> [YOUR OBJECTIVE]: Repeat each entry as written and leave the images out of the copy.

> [SUPPLIED ENTRIES]:

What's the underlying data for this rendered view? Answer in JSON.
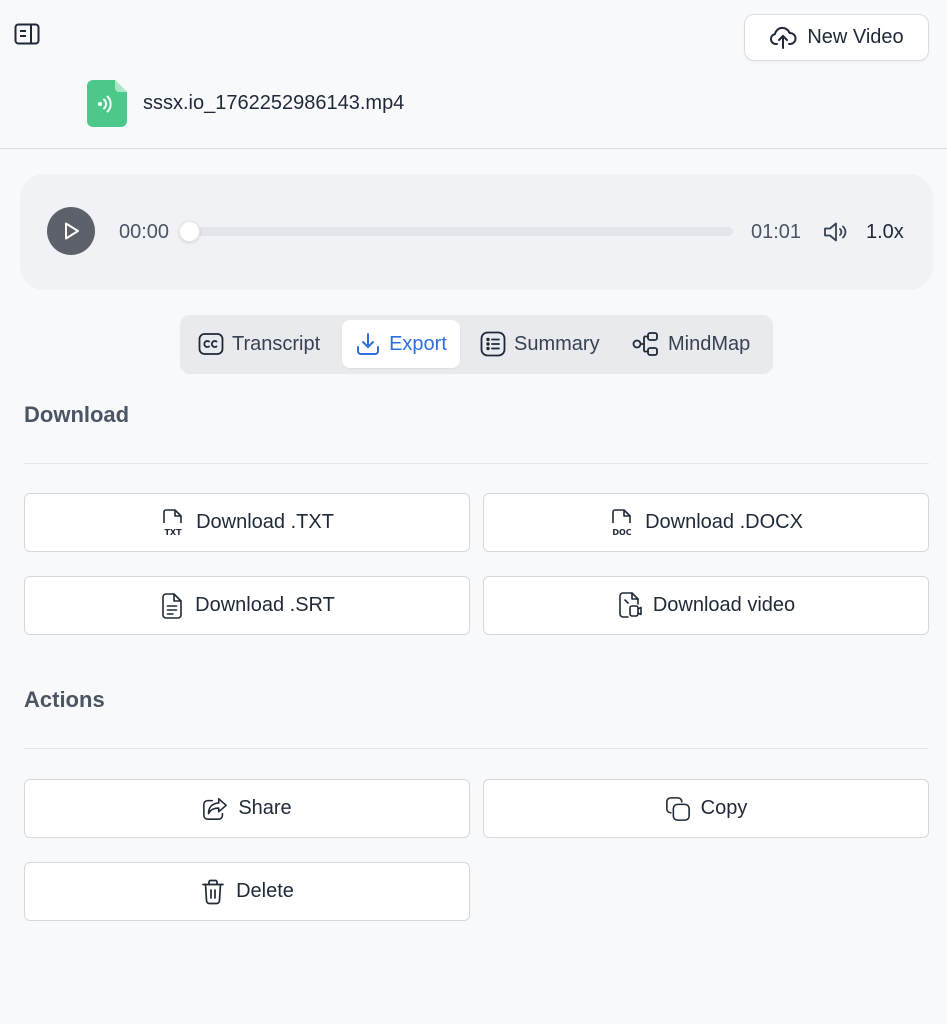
{
  "header": {
    "sidebar_toggle_icon": "sidebar-toggle-icon",
    "new_video_label": "New Video",
    "new_video_icon": "cloud-upload-icon"
  },
  "file": {
    "name": "sssx.io_1762252986143.mp4",
    "icon": "audio-file-icon",
    "icon_color": "#4cc98a"
  },
  "player": {
    "current_time": "00:00",
    "total_time": "01:01",
    "progress": 0,
    "speed": "1.0x",
    "play_icon": "play-icon",
    "volume_icon": "volume-icon"
  },
  "tabs": [
    {
      "label": "Transcript",
      "icon": "closed-caption-icon",
      "active": false
    },
    {
      "label": "Export",
      "icon": "download-icon",
      "active": true
    },
    {
      "label": "Summary",
      "icon": "list-icon",
      "active": false
    },
    {
      "label": "MindMap",
      "icon": "mindmap-icon",
      "active": false
    }
  ],
  "download": {
    "title": "Download",
    "buttons": [
      {
        "label": "Download .TXT",
        "icon": "txt-file-icon"
      },
      {
        "label": "Download .DOCX",
        "icon": "doc-file-icon"
      },
      {
        "label": "Download .SRT",
        "icon": "srt-file-icon"
      },
      {
        "label": "Download video",
        "icon": "video-file-icon"
      }
    ]
  },
  "actions": {
    "title": "Actions",
    "buttons": [
      {
        "label": "Share",
        "icon": "share-icon"
      },
      {
        "label": "Copy",
        "icon": "copy-icon"
      },
      {
        "label": "Delete",
        "icon": "trash-icon"
      }
    ]
  },
  "colors": {
    "accent": "#2f6fdc",
    "play_button": "#5d6169",
    "background": "#f8f9fb"
  }
}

> [ANSWER]:
What's the underlying data for this rendered view? Answer in JSON.
{
  "header": {
    "sidebar_toggle_icon": "sidebar-toggle-icon",
    "new_video_label": "New Video",
    "new_video_icon": "cloud-upload-icon"
  },
  "file": {
    "name": "sssx.io_1762252986143.mp4",
    "icon": "audio-file-icon",
    "icon_color": "#4cc98a"
  },
  "player": {
    "current_time": "00:00",
    "total_time": "01:01",
    "progress": 0,
    "speed": "1.0x",
    "play_icon": "play-icon",
    "volume_icon": "volume-icon"
  },
  "tabs": [
    {
      "label": "Transcript",
      "icon": "closed-caption-icon",
      "active": false
    },
    {
      "label": "Export",
      "icon": "download-icon",
      "active": true
    },
    {
      "label": "Summary",
      "icon": "list-icon",
      "active": false
    },
    {
      "label": "MindMap",
      "icon": "mindmap-icon",
      "active": false
    }
  ],
  "download": {
    "title": "Download",
    "buttons": [
      {
        "label": "Download .TXT",
        "icon": "txt-file-icon"
      },
      {
        "label": "Download .DOCX",
        "icon": "doc-file-icon"
      },
      {
        "label": "Download .SRT",
        "icon": "srt-file-icon"
      },
      {
        "label": "Download video",
        "icon": "video-file-icon"
      }
    ]
  },
  "actions": {
    "title": "Actions",
    "buttons": [
      {
        "label": "Share",
        "icon": "share-icon"
      },
      {
        "label": "Copy",
        "icon": "copy-icon"
      },
      {
        "label": "Delete",
        "icon": "trash-icon"
      }
    ]
  },
  "colors": {
    "accent": "#2f6fdc",
    "play_button": "#5d6169",
    "background": "#f8f9fb"
  }
}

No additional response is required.